┌────────

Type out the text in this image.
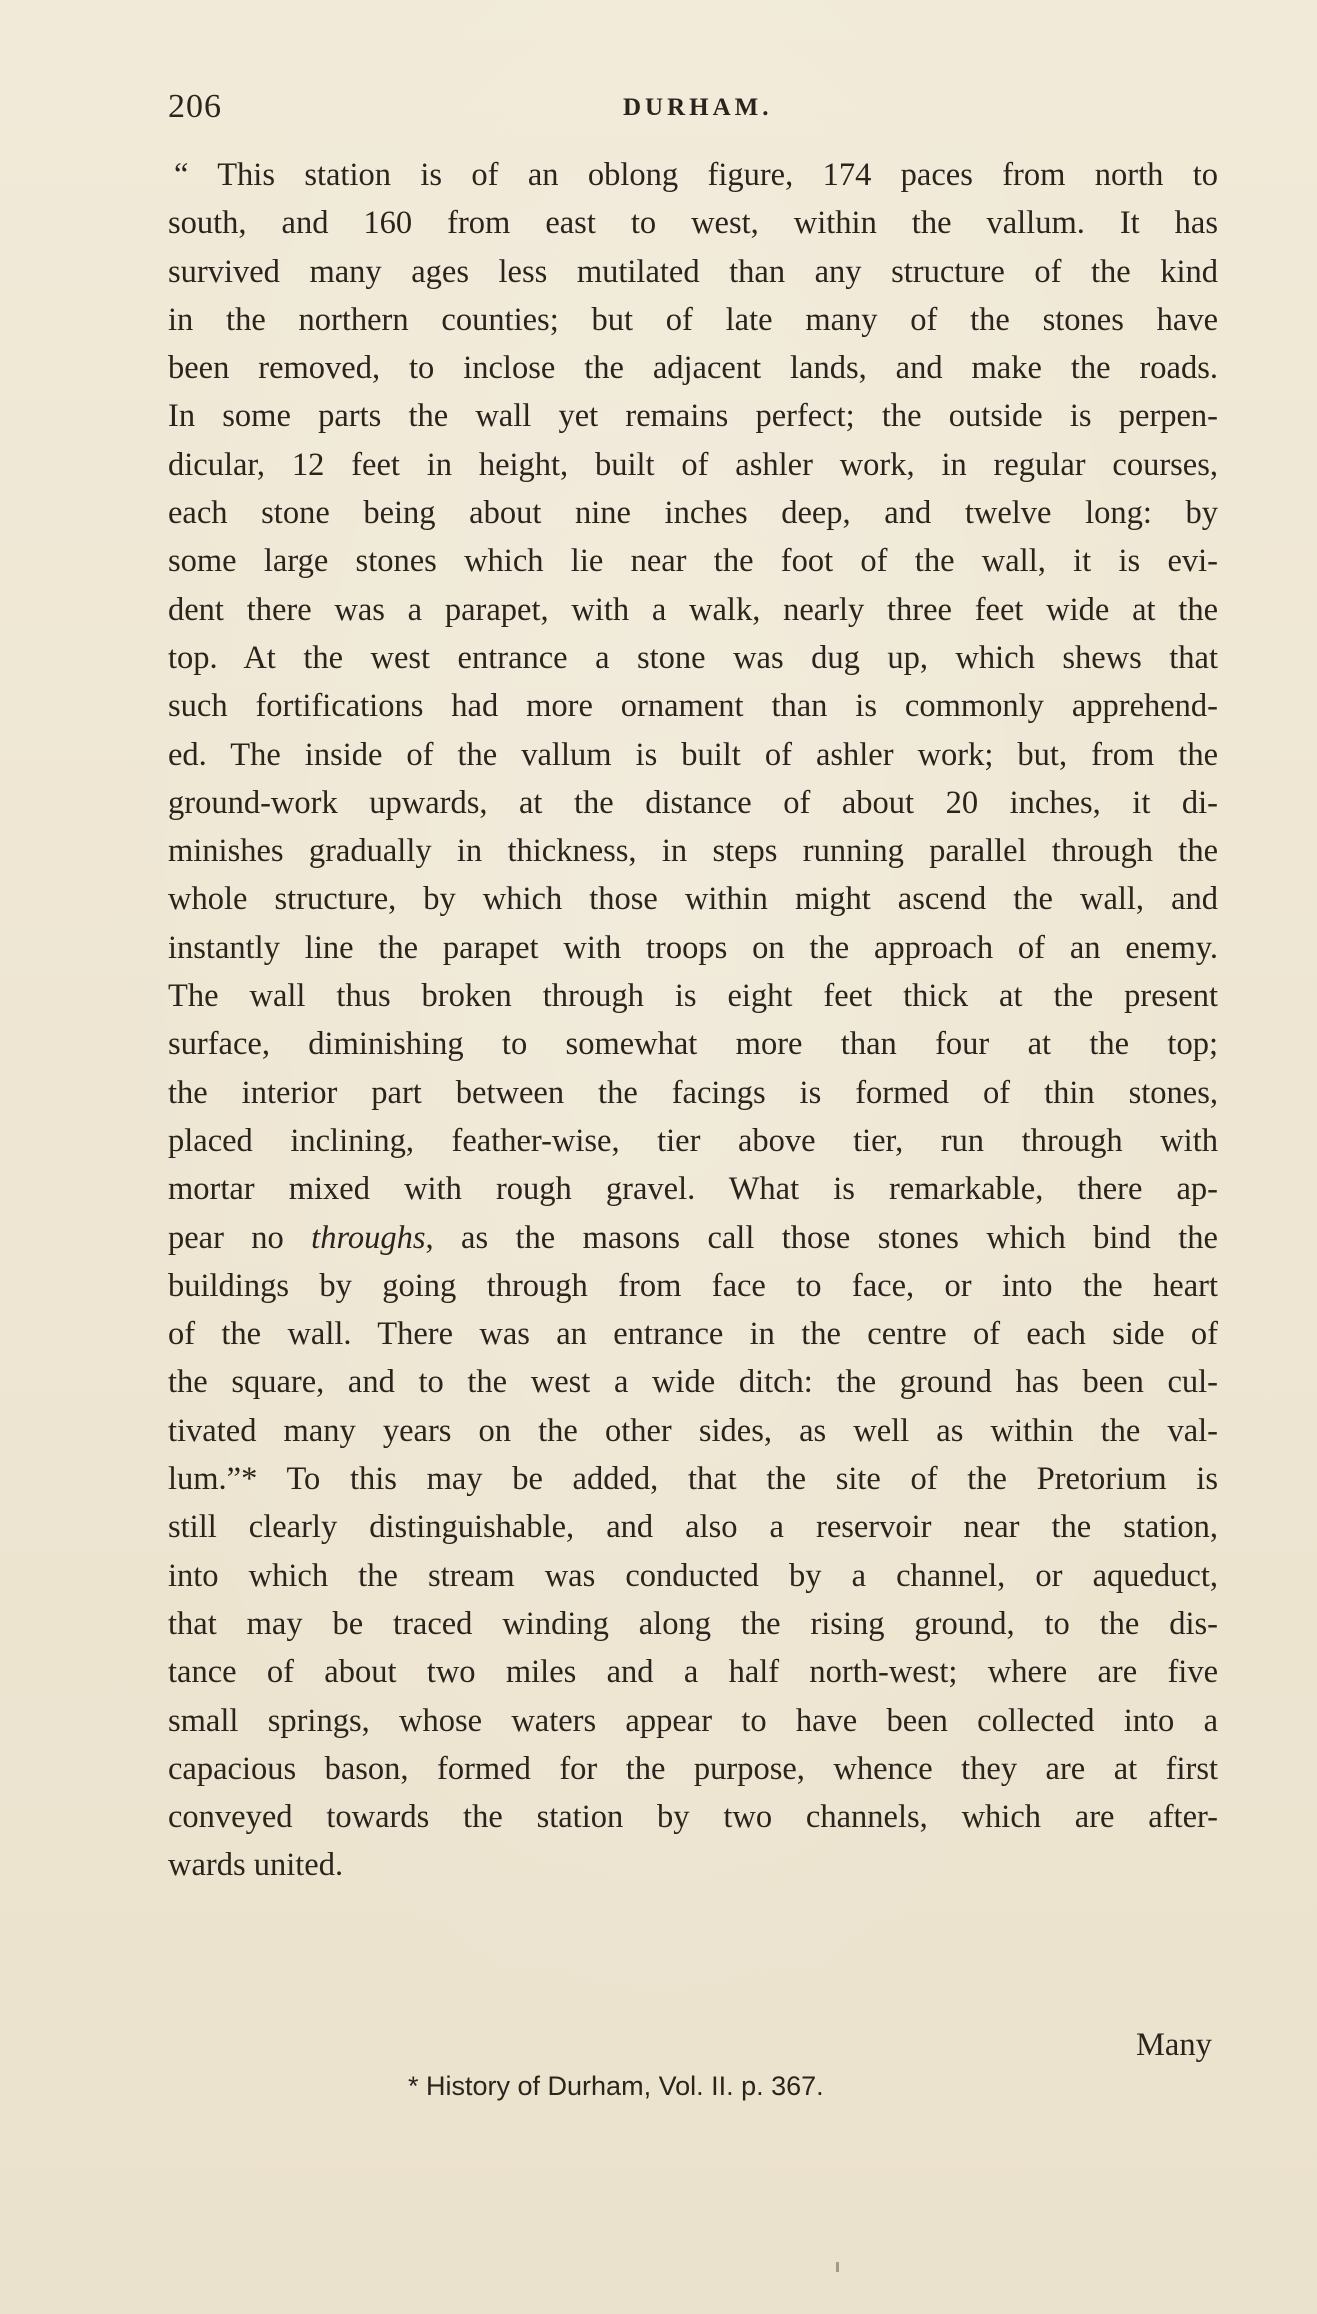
206	DURHAM.
“ This station is of an oblong figure, 174 paces from north to
south, and 160 from east to west, within the vallum. It has
survived many ages less mutilated than any structure of the kind
in the northern counties; but of late many of the stones have
been removed, to inclose the adjacent lands, and make the roads.
In some parts the wall yet remains perfect; the outside is perpen-
dicular, 12 feet in height, built of ashler work, in regular courses,
each stone being about nine inches deep, and twelve long: by
some large stones which lie near the foot of the wall, it is evi-
dent there was a parapet, with a walk, nearly three feet wide at the
top. At the west entrance a stone was dug up, which shews that
such fortifications had more ornament than is commonly apprehend-
ed. The inside of the vallum is built of ashler work; but, from the
ground-work upwards, at the distance of about 20 inches, it di-
minishes gradually in thickness, in steps running parallel through the
whole structure, by which those within might ascend the wall, and
instantly line the parapet with troops on the approach of an enemy.
The wall thus broken through is eight feet thick at the present
surface, diminishing to somewhat more than four at the top;
the interior part between the facings is formed of thin stones,
placed inclining, feather-wise, tier above tier, run through with
mortar mixed with rough gravel. What is remarkable, there ap-
pear no throughs, as the masons call those stones which bind the
buildings by going through from face to face, or into the heart
of the wall. There was an entrance in the centre of each side of
the square, and to the west a wide ditch: the ground has been cul-
tivated many years on the other sides, as well as within the val-
lum.”* To this may be added, that the site of the Pretorium is
still clearly distinguishable, and also a reservoir near the station,
into which the stream was conducted by a channel, or aqueduct,
that may be traced winding along the rising ground, to the dis-
tance of about two miles and a half north-west; where are five
small springs, whose waters appear to have been collected into a
capacious bason, formed for the purpose, whence they are at first
conveyed towards the station by two channels, which are after-
wards united.
Many
* History of Durham, Vol. II. p. 367.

└────────

▶ _TO BE DONE_
Output all of the records exactly as they appear above, but not the pictures.

▶ _WRITTEN ANSWER_
Type out the text in this image.
206	DURHAM.
“ This station is of an oblong figure, 174 paces from north to
south, and 160 from east to west, within the vallum. It has
survived many ages less mutilated than any structure of the kind
in the northern counties; but of late many of the stones have
been removed, to inclose the adjacent lands, and make the roads.
In some parts the wall yet remains perfect; the outside is perpen-
dicular, 12 feet in height, built of ashler work, in regular courses,
each stone being about nine inches deep, and twelve long: by
some large stones which lie near the foot of the wall, it is evi-
dent there was a parapet, with a walk, nearly three feet wide at the
top. At the west entrance a stone was dug up, which shews that
such fortifications had more ornament than is commonly apprehend-
ed. The inside of the vallum is built of ashler work; but, from the
ground-work upwards, at the distance of about 20 inches, it di-
minishes gradually in thickness, in steps running parallel through the
whole structure, by which those within might ascend the wall, and
instantly line the parapet with troops on the approach of an enemy.
The wall thus broken through is eight feet thick at the present
surface, diminishing to somewhat more than four at the top;
the interior part between the facings is formed of thin stones,
placed inclining, feather-wise, tier above tier, run through with
mortar mixed with rough gravel. What is remarkable, there ap-
pear no throughs, as the masons call those stones which bind the
buildings by going through from face to face, or into the heart
of the wall. There was an entrance in the centre of each side of
the square, and to the west a wide ditch: the ground has been cul-
tivated many years on the other sides, as well as within the val-
lum.”* To this may be added, that the site of the Pretorium is
still clearly distinguishable, and also a reservoir near the station,
into which the stream was conducted by a channel, or aqueduct,
that may be traced winding along the rising ground, to the dis-
tance of about two miles and a half north-west; where are five
small springs, whose waters appear to have been collected into a
capacious bason, formed for the purpose, whence they are at first
conveyed towards the station by two channels, which are after-
wards united.
Many
* History of Durham, Vol. II. p. 367.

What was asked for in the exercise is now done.